> Task to carry out:
Keep only the lines of the listing that include the word "name", and copy them.

==== Entries supplied

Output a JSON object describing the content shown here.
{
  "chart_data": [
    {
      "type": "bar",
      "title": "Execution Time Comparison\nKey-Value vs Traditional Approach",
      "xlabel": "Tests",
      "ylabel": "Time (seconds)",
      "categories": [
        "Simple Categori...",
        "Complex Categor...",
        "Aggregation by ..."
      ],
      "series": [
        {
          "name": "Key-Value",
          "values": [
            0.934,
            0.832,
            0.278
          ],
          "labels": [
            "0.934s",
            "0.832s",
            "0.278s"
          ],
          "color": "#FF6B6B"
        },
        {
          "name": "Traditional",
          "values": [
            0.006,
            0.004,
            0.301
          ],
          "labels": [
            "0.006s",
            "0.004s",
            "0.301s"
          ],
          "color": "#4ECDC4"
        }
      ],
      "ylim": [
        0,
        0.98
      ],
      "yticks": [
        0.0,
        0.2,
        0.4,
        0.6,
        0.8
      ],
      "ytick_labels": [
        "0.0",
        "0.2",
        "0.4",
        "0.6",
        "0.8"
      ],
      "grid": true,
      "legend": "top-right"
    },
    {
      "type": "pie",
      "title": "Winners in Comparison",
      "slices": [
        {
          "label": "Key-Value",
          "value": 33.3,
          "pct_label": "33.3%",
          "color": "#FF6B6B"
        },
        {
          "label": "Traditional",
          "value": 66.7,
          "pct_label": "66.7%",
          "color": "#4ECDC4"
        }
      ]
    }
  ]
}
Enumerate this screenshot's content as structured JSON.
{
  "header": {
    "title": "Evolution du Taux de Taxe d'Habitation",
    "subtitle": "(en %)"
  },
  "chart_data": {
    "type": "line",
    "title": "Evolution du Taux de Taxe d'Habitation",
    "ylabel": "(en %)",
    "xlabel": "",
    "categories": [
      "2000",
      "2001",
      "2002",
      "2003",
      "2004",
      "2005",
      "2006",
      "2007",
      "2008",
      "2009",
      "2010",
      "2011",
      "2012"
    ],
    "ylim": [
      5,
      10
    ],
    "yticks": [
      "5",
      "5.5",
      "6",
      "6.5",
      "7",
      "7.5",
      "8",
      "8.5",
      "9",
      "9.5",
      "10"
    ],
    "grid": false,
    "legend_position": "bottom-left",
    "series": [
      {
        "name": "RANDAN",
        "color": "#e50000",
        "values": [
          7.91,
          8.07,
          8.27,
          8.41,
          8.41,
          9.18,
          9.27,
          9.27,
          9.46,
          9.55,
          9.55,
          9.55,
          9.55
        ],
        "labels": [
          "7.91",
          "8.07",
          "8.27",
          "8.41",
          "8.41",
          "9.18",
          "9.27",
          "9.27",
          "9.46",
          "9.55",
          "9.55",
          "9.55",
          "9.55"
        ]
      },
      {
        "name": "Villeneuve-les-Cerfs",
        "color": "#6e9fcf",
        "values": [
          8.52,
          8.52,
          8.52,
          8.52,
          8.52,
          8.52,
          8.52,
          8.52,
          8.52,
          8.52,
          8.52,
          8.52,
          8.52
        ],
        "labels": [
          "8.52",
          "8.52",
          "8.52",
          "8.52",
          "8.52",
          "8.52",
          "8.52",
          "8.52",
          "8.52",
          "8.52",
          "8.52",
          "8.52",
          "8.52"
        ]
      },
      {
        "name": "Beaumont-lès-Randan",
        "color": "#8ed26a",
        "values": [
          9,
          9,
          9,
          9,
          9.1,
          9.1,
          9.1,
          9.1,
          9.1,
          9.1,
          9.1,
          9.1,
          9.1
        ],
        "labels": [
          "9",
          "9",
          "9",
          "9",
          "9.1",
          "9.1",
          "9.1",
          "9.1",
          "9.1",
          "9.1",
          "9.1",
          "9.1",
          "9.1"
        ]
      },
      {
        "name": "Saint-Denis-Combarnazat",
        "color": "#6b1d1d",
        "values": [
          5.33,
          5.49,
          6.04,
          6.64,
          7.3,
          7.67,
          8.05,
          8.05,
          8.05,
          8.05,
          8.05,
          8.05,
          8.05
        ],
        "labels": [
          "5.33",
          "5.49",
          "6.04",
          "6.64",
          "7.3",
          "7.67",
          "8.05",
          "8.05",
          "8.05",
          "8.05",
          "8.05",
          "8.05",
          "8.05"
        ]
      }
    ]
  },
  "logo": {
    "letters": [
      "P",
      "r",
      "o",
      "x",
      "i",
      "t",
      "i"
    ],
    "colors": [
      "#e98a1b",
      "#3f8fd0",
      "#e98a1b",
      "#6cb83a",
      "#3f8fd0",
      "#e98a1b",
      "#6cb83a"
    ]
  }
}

========

> Task answer:
          "name": "Key-Value",
          "name": "Traditional",
        "name": "RANDAN",
        "name": "Villeneuve-les-Cerfs",
        "name": "Beaumont-lès-Randan",
        "name": "Saint-Denis-Combarnazat",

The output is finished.